▶ _RECORDS SHOWN_
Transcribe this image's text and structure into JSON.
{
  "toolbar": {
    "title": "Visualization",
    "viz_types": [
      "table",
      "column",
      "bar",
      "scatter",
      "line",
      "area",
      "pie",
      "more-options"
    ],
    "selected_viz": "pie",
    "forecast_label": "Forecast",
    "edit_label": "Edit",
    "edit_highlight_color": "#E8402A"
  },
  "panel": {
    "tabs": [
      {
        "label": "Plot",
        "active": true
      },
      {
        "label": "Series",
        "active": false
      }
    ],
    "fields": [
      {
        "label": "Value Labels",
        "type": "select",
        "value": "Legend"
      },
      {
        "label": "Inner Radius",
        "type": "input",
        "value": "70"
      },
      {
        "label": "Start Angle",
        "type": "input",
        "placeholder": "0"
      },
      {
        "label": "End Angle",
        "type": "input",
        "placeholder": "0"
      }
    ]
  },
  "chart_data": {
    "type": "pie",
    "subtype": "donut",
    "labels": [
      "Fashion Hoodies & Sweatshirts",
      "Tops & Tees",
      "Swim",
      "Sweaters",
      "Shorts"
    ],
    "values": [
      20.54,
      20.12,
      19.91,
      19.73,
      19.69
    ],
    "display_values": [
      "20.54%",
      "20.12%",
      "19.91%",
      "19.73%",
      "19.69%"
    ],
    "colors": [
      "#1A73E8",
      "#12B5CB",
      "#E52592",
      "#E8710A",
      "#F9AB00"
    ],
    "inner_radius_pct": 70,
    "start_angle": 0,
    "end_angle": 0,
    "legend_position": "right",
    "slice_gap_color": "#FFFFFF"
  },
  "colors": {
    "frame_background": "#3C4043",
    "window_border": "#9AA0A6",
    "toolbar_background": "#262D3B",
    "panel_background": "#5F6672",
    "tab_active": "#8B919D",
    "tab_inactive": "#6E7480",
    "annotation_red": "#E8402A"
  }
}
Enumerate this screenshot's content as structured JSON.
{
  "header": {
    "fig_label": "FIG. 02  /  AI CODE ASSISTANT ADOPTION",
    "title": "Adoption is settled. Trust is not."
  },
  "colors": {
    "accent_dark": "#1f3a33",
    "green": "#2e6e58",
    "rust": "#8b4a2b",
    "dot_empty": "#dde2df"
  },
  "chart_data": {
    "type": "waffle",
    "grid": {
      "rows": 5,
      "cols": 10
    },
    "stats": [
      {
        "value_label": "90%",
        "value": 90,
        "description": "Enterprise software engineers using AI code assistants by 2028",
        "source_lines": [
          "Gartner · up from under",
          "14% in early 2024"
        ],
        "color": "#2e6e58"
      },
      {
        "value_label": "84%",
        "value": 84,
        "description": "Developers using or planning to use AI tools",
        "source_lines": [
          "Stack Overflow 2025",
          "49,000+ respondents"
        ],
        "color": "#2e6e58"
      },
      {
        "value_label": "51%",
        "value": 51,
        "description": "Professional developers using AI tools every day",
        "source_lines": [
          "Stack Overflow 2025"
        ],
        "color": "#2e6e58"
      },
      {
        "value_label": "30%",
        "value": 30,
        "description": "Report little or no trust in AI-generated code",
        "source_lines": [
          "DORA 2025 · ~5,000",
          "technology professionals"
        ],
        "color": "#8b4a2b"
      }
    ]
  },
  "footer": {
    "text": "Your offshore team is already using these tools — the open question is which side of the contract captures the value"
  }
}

▶ _WHAT THIS TASK INVOLVES_
Generate an exact reproduction of all entries.

▶ _OUTPUT OF THE TASK_
Transcribe this image's text and structure into JSON.
{
  "toolbar": {
    "title": "Visualization",
    "viz_types": [
      "table",
      "column",
      "bar",
      "scatter",
      "line",
      "area",
      "pie",
      "more-options"
    ],
    "selected_viz": "pie",
    "forecast_label": "Forecast",
    "edit_label": "Edit",
    "edit_highlight_color": "#E8402A"
  },
  "panel": {
    "tabs": [
      {
        "label": "Plot",
        "active": true
      },
      {
        "label": "Series",
        "active": false
      }
    ],
    "fields": [
      {
        "label": "Value Labels",
        "type": "select",
        "value": "Legend"
      },
      {
        "label": "Inner Radius",
        "type": "input",
        "value": "70"
      },
      {
        "label": "Start Angle",
        "type": "input",
        "placeholder": "0"
      },
      {
        "label": "End Angle",
        "type": "input",
        "placeholder": "0"
      }
    ]
  },
  "chart_data": {
    "type": "pie",
    "subtype": "donut",
    "labels": [
      "Fashion Hoodies & Sweatshirts",
      "Tops & Tees",
      "Swim",
      "Sweaters",
      "Shorts"
    ],
    "values": [
      20.54,
      20.12,
      19.91,
      19.73,
      19.69
    ],
    "display_values": [
      "20.54%",
      "20.12%",
      "19.91%",
      "19.73%",
      "19.69%"
    ],
    "colors": [
      "#1A73E8",
      "#12B5CB",
      "#E52592",
      "#E8710A",
      "#F9AB00"
    ],
    "inner_radius_pct": 70,
    "start_angle": 0,
    "end_angle": 0,
    "legend_position": "right",
    "slice_gap_color": "#FFFFFF"
  },
  "colors": {
    "frame_background": "#3C4043",
    "window_border": "#9AA0A6",
    "toolbar_background": "#262D3B",
    "panel_background": "#5F6672",
    "tab_active": "#8B919D",
    "tab_inactive": "#6E7480",
    "annotation_red": "#E8402A"
  }
}
Enumerate this screenshot's content as structured JSON.
{
  "header": {
    "fig_label": "FIG. 02  /  AI CODE ASSISTANT ADOPTION",
    "title": "Adoption is settled. Trust is not."
  },
  "colors": {
    "accent_dark": "#1f3a33",
    "green": "#2e6e58",
    "rust": "#8b4a2b",
    "dot_empty": "#dde2df"
  },
  "chart_data": {
    "type": "waffle",
    "grid": {
      "rows": 5,
      "cols": 10
    },
    "stats": [
      {
        "value_label": "90%",
        "value": 90,
        "description": "Enterprise software engineers using AI code assistants by 2028",
        "source_lines": [
          "Gartner · up from under",
          "14% in early 2024"
        ],
        "color": "#2e6e58"
      },
      {
        "value_label": "84%",
        "value": 84,
        "description": "Developers using or planning to use AI tools",
        "source_lines": [
          "Stack Overflow 2025",
          "49,000+ respondents"
        ],
        "color": "#2e6e58"
      },
      {
        "value_label": "51%",
        "value": 51,
        "description": "Professional developers using AI tools every day",
        "source_lines": [
          "Stack Overflow 2025"
        ],
        "color": "#2e6e58"
      },
      {
        "value_label": "30%",
        "value": 30,
        "description": "Report little or no trust in AI-generated code",
        "source_lines": [
          "DORA 2025 · ~5,000",
          "technology professionals"
        ],
        "color": "#8b4a2b"
      }
    ]
  },
  "footer": {
    "text": "Your offshore team is already using these tools — the open question is which side of the contract captures the value"
  }
}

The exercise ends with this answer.